AIM OF THE TASK ▸ Transcribe the entries below exactly.

GIVEN RECORDS ▸
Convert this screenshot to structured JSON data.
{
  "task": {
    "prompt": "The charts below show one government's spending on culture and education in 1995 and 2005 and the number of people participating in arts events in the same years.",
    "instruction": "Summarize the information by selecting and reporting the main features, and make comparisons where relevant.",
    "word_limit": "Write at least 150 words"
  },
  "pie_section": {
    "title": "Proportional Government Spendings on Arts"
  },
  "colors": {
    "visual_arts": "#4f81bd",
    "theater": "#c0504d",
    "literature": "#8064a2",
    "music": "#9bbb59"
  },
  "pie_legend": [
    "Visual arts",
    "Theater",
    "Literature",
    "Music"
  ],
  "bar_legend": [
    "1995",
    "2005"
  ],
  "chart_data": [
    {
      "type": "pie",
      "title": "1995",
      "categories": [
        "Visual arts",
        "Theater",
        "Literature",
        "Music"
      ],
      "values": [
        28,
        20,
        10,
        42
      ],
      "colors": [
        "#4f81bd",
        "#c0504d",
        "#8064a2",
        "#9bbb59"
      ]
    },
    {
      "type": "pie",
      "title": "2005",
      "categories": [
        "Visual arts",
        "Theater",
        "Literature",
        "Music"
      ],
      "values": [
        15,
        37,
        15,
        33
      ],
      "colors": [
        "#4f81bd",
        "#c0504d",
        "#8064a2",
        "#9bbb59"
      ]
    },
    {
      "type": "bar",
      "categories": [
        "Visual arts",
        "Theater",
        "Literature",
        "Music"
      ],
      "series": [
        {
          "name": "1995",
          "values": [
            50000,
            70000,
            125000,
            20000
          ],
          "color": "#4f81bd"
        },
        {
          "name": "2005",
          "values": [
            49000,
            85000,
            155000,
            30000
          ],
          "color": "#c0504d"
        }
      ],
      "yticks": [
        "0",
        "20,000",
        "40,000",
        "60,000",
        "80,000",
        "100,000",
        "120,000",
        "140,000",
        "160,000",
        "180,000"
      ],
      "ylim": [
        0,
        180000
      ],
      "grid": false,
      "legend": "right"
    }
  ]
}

COMPLETE RESPONSE ▸
Convert this screenshot to structured JSON data.
{
  "task": {
    "prompt": "The charts below show one government's spending on culture and education in 1995 and 2005 and the number of people participating in arts events in the same years.",
    "instruction": "Summarize the information by selecting and reporting the main features, and make comparisons where relevant.",
    "word_limit": "Write at least 150 words"
  },
  "pie_section": {
    "title": "Proportional Government Spendings on Arts"
  },
  "colors": {
    "visual_arts": "#4f81bd",
    "theater": "#c0504d",
    "literature": "#8064a2",
    "music": "#9bbb59"
  },
  "pie_legend": [
    "Visual arts",
    "Theater",
    "Literature",
    "Music"
  ],
  "bar_legend": [
    "1995",
    "2005"
  ],
  "chart_data": [
    {
      "type": "pie",
      "title": "1995",
      "categories": [
        "Visual arts",
        "Theater",
        "Literature",
        "Music"
      ],
      "values": [
        28,
        20,
        10,
        42
      ],
      "colors": [
        "#4f81bd",
        "#c0504d",
        "#8064a2",
        "#9bbb59"
      ]
    },
    {
      "type": "pie",
      "title": "2005",
      "categories": [
        "Visual arts",
        "Theater",
        "Literature",
        "Music"
      ],
      "values": [
        15,
        37,
        15,
        33
      ],
      "colors": [
        "#4f81bd",
        "#c0504d",
        "#8064a2",
        "#9bbb59"
      ]
    },
    {
      "type": "bar",
      "categories": [
        "Visual arts",
        "Theater",
        "Literature",
        "Music"
      ],
      "series": [
        {
          "name": "1995",
          "values": [
            50000,
            70000,
            125000,
            20000
          ],
          "color": "#4f81bd"
        },
        {
          "name": "2005",
          "values": [
            49000,
            85000,
            155000,
            30000
          ],
          "color": "#c0504d"
        }
      ],
      "yticks": [
        "0",
        "20,000",
        "40,000",
        "60,000",
        "80,000",
        "100,000",
        "120,000",
        "140,000",
        "160,000",
        "180,000"
      ],
      "ylim": [
        0,
        180000
      ],
      "grid": false,
      "legend": "right"
    }
  ]
}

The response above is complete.